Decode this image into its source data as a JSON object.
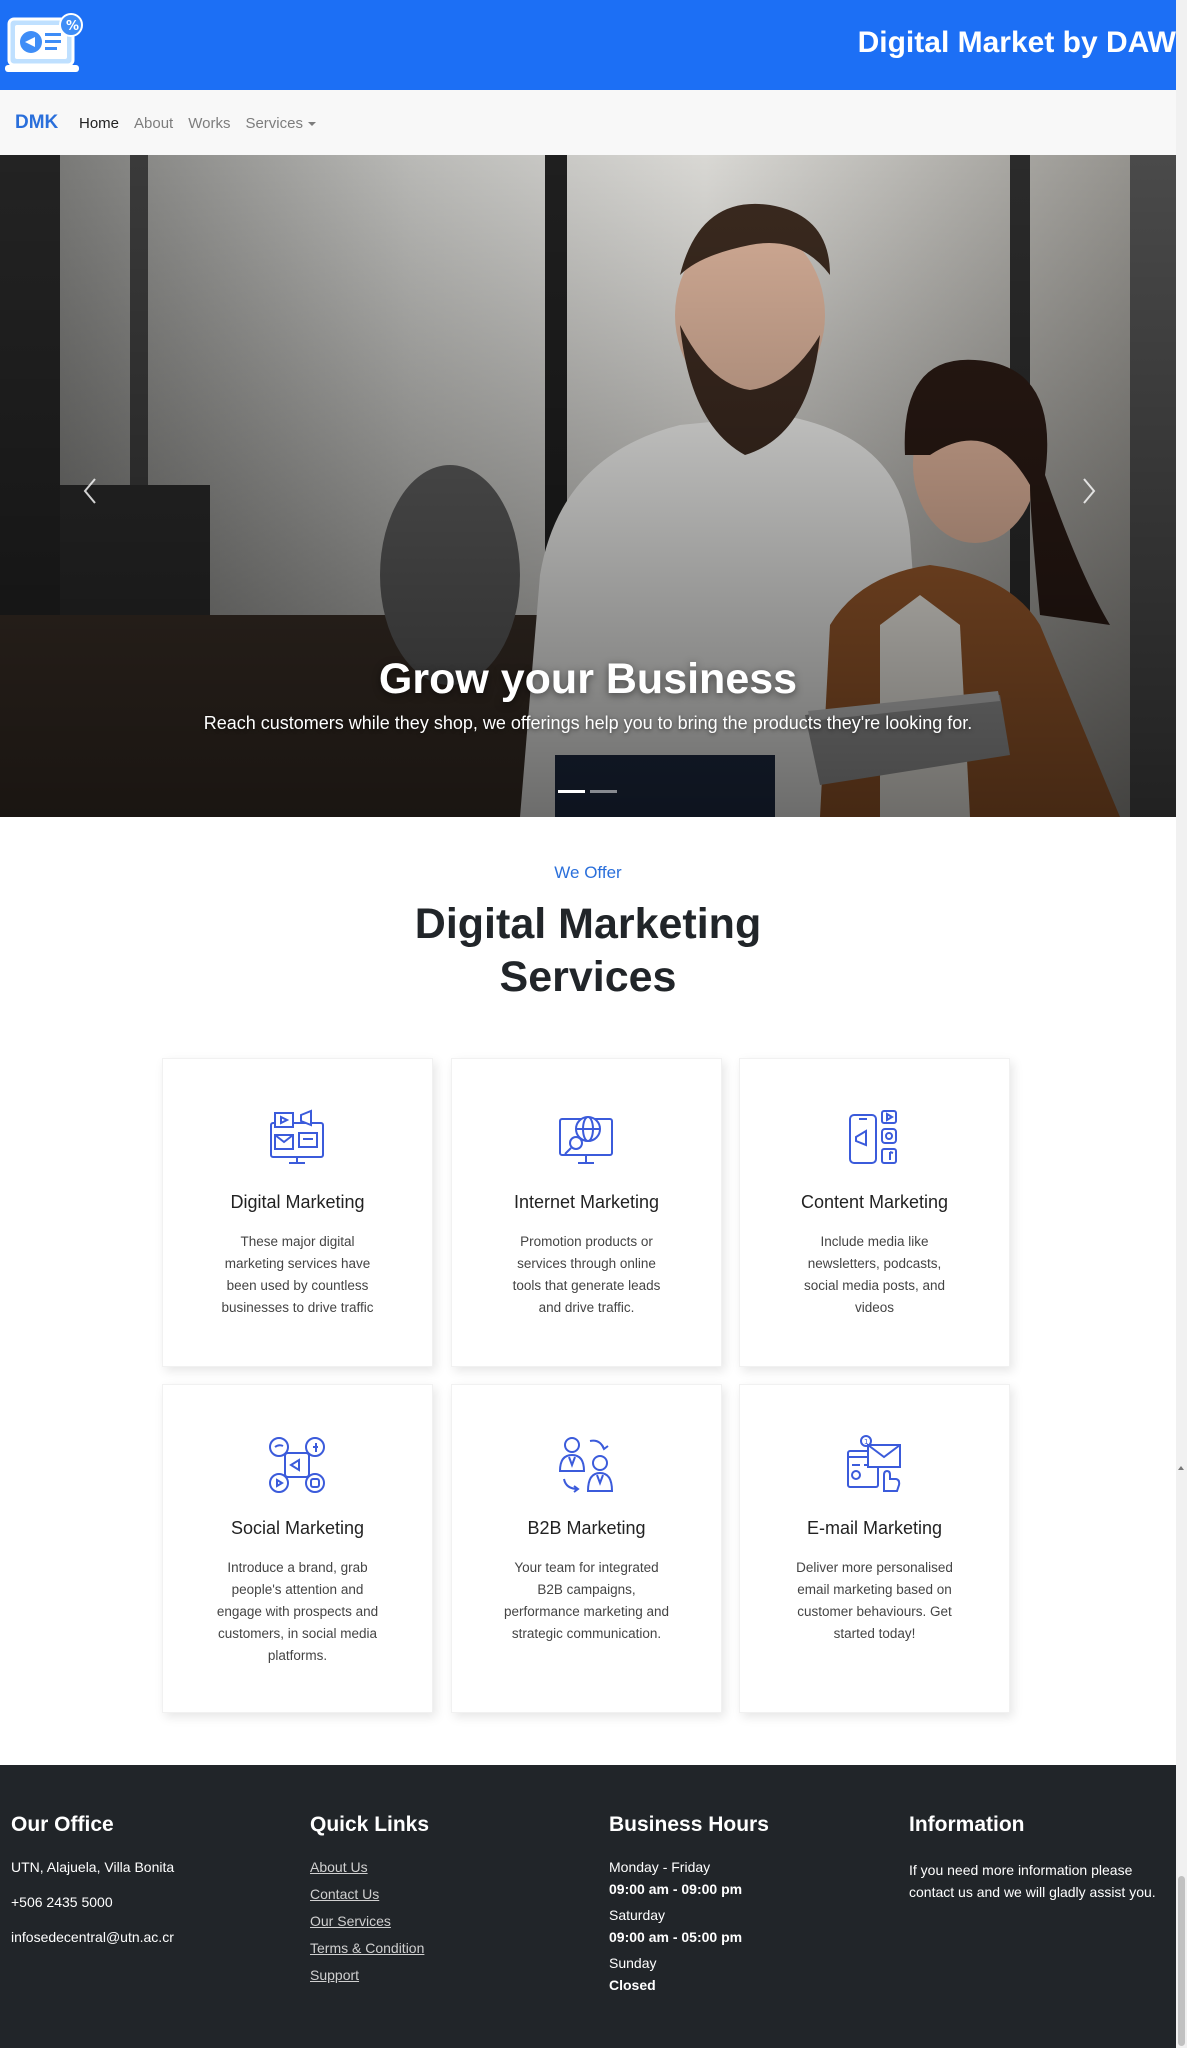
{
  "header": {
    "title": "Digital Market by DAW",
    "logo_icon": "marketing-laptop-logo",
    "accent": "#1c6ff5"
  },
  "nav": {
    "brand": "DMK",
    "items": [
      {
        "label": "Home",
        "active": true
      },
      {
        "label": "About"
      },
      {
        "label": "Works"
      },
      {
        "label": "Services",
        "dropdown": true
      }
    ]
  },
  "hero": {
    "title": "Grow your Business",
    "subtitle": "Reach customers while they shop, we offerings help you to bring the products they're looking for.",
    "slides": 2,
    "active_slide": 1
  },
  "services": {
    "eyebrow": "We Offer",
    "title_line1": "Digital Marketing",
    "title_line2": "Services",
    "items": [
      {
        "title": "Digital Marketing",
        "text": "These major digital marketing services have been used by countless businesses to drive traffic",
        "icon": "digital-marketing-icon"
      },
      {
        "title": "Internet Marketing",
        "text": "Promotion products or services through online tools that generate leads and drive traffic.",
        "icon": "internet-marketing-icon"
      },
      {
        "title": "Content Marketing",
        "text": "Include media like newsletters, podcasts, social media posts, and videos",
        "icon": "content-marketing-icon"
      },
      {
        "title": "Social Marketing",
        "text": "Introduce a brand, grab people's attention and engage with prospects and customers, in social media platforms.",
        "icon": "social-marketing-icon"
      },
      {
        "title": "B2B Marketing",
        "text": "Your team for integrated B2B campaigns, performance marketing and strategic communication.",
        "icon": "b2b-marketing-icon"
      },
      {
        "title": "E-mail Marketing",
        "text": "Deliver more personalised email marketing based on customer behaviours. Get started today!",
        "icon": "email-marketing-icon"
      }
    ]
  },
  "footer": {
    "office": {
      "title": "Our Office",
      "address": "UTN, Alajuela, Villa Bonita",
      "phone": "+506 2435 5000",
      "email": "infosedecentral@utn.ac.cr"
    },
    "links": {
      "title": "Quick Links",
      "items": [
        "About Us",
        "Contact Us",
        "Our Services",
        "Terms & Condition",
        "Support"
      ]
    },
    "hours": {
      "title": "Business Hours",
      "rows": [
        {
          "day": "Monday - Friday",
          "time": "09:00 am - 09:00 pm"
        },
        {
          "day": "Saturday",
          "time": "09:00 am - 05:00 pm"
        },
        {
          "day": "Sunday",
          "time": "Closed"
        }
      ]
    },
    "info": {
      "title": "Information",
      "text": "If you need more information please contact us and we will gladly assist you."
    }
  }
}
========================================
▸ **STATED EXERCISE**:
Collect each line above holding the string "customers".

▸ **THE RESPONSE**:
    "subtitle": "Reach customers while they shop, we offerings help you to bring the products they're looking for.",
        "text": "Introduce a brand, grab people's attention and engage with prospects and customers, in social media platforms.",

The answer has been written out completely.